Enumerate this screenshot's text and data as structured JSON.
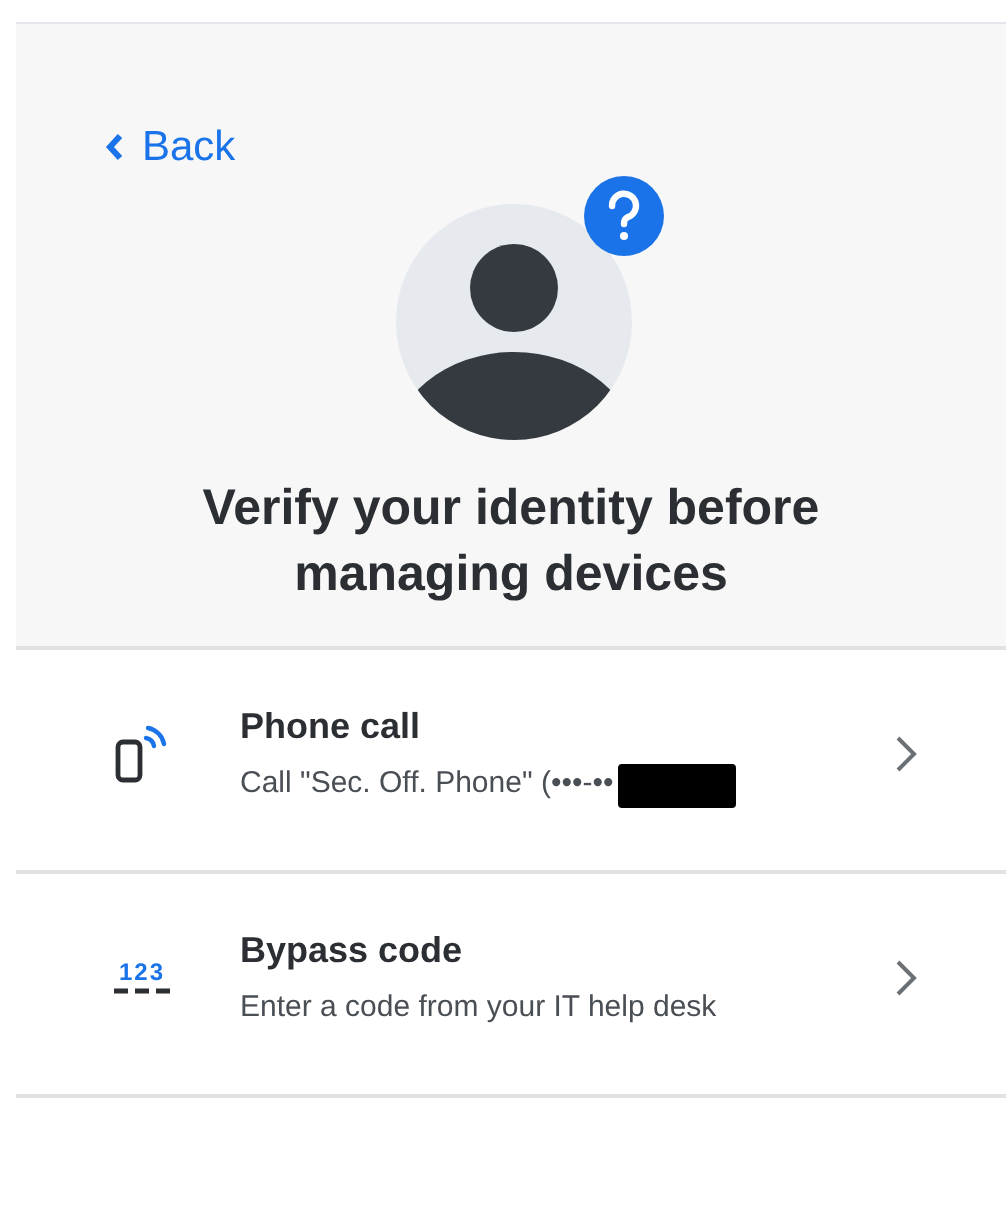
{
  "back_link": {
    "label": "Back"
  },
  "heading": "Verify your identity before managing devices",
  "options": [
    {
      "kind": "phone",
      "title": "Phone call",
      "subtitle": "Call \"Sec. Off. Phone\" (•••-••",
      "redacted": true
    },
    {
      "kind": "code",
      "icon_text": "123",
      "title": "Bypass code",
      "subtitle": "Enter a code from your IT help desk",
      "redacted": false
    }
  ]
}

☆ ☆ ☆

#### Exercise brief:
Excluding the pictures, restate the records above word for word.

#### Exercise solution:
Enumerate this screenshot's text and data as structured JSON.
{
  "back_link": {
    "label": "Back"
  },
  "heading": "Verify your identity before managing devices",
  "options": [
    {
      "kind": "phone",
      "title": "Phone call",
      "subtitle": "Call \"Sec. Off. Phone\" (•••-••",
      "redacted": true
    },
    {
      "kind": "code",
      "icon_text": "123",
      "title": "Bypass code",
      "subtitle": "Enter a code from your IT help desk",
      "redacted": false
    }
  ]
}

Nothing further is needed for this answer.